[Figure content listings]
[start]

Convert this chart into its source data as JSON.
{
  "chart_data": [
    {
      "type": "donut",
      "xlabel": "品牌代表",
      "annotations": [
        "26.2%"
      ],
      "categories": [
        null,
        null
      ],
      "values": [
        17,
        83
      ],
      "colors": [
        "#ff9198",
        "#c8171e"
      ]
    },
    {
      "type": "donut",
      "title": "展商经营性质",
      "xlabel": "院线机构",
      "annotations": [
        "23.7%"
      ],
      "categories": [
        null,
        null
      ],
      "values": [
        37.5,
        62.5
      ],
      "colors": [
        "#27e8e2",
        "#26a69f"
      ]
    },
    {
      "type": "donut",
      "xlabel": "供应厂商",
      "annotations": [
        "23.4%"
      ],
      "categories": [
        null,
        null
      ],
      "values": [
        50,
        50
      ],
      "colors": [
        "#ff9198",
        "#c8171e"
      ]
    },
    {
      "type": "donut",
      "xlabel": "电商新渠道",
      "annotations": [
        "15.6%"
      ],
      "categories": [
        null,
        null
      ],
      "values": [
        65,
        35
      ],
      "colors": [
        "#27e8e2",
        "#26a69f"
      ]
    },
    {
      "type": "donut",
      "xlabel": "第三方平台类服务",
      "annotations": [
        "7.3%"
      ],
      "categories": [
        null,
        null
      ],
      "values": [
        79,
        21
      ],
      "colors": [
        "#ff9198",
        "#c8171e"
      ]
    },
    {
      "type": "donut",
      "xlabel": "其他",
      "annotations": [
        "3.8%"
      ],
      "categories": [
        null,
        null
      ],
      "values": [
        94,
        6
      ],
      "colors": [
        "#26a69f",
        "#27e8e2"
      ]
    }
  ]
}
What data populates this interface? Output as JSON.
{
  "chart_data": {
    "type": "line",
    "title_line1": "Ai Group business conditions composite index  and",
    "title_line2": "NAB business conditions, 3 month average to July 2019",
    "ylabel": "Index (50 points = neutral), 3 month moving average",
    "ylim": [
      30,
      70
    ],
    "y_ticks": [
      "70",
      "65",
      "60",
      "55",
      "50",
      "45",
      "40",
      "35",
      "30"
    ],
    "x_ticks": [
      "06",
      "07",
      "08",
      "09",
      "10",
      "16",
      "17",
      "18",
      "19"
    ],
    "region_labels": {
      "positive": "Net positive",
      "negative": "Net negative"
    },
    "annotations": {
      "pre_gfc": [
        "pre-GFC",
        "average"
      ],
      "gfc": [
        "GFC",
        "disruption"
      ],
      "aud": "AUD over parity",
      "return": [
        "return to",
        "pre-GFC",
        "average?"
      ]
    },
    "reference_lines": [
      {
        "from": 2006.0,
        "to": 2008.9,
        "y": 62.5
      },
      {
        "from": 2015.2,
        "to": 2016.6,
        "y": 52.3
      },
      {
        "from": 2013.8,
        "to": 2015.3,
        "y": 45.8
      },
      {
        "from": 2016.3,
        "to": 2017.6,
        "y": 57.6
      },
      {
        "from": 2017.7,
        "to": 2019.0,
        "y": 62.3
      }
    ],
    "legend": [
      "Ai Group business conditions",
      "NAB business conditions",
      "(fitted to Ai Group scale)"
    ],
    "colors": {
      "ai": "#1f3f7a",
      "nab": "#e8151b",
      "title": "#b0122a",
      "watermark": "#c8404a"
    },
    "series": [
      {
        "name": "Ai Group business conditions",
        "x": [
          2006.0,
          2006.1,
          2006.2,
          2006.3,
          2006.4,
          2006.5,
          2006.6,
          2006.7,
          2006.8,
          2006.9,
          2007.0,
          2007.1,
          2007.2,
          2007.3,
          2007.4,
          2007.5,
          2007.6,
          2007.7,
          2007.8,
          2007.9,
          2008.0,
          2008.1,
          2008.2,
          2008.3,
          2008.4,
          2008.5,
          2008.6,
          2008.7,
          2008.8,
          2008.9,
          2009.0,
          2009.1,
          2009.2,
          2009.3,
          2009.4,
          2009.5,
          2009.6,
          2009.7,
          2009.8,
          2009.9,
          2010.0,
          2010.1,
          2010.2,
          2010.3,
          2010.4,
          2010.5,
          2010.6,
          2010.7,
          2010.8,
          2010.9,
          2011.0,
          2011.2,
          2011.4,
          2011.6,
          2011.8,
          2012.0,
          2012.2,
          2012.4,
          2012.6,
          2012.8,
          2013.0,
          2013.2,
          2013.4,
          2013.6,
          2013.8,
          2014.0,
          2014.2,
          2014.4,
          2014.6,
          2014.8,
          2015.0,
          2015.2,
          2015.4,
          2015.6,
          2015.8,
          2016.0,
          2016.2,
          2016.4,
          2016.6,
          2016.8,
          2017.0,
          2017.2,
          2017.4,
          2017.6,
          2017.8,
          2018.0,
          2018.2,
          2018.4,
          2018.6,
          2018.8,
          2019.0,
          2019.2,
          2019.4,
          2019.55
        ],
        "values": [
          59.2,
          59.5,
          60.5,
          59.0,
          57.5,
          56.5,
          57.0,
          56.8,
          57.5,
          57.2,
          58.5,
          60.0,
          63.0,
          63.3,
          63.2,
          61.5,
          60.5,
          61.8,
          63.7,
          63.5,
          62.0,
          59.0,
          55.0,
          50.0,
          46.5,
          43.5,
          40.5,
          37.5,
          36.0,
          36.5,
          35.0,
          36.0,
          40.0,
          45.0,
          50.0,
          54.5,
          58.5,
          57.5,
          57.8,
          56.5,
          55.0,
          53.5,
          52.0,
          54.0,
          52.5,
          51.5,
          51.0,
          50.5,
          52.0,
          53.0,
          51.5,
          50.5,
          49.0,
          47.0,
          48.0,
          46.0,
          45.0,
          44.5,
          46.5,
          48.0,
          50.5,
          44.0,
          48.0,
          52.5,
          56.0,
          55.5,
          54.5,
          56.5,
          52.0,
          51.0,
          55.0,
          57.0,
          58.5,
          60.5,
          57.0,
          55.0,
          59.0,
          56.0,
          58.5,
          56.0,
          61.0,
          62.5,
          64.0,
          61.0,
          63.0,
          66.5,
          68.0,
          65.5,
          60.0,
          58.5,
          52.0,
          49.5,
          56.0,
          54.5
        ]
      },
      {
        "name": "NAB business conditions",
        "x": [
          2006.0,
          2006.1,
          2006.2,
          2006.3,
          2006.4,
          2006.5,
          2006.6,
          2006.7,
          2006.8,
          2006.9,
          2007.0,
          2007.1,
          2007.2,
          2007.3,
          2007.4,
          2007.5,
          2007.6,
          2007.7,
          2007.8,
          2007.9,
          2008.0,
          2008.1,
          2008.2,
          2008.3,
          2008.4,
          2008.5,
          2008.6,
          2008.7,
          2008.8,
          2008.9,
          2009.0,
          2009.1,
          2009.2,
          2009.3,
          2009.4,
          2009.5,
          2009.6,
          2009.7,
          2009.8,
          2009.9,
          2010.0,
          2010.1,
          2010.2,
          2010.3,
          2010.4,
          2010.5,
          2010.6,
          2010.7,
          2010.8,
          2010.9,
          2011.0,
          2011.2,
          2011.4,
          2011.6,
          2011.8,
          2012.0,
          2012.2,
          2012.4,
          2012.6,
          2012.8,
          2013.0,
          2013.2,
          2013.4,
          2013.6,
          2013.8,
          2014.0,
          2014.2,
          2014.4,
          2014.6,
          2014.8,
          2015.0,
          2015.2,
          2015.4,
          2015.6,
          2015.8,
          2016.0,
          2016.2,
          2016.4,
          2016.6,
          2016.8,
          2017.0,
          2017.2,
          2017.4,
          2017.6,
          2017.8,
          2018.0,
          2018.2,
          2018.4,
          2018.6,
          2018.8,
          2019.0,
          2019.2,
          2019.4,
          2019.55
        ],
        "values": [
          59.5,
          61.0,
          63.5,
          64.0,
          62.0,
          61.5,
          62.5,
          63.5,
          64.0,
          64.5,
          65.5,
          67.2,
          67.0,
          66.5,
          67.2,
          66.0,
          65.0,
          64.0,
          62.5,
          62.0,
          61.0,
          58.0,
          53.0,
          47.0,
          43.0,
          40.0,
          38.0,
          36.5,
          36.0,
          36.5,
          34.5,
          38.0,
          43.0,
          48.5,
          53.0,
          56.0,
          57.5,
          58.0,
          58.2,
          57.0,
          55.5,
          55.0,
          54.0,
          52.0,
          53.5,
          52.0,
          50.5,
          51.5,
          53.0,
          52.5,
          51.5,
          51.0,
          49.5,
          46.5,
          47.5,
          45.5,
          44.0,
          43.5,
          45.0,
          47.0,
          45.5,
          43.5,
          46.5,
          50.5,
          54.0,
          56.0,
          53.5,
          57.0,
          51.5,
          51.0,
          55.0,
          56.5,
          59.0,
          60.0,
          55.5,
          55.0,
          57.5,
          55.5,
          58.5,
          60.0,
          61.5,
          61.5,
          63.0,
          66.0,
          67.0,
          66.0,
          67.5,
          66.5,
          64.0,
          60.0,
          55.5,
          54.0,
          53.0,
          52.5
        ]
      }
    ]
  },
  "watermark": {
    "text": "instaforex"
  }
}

[end]

Across the entries above, how many lines contain "name"? Provide only the count.

2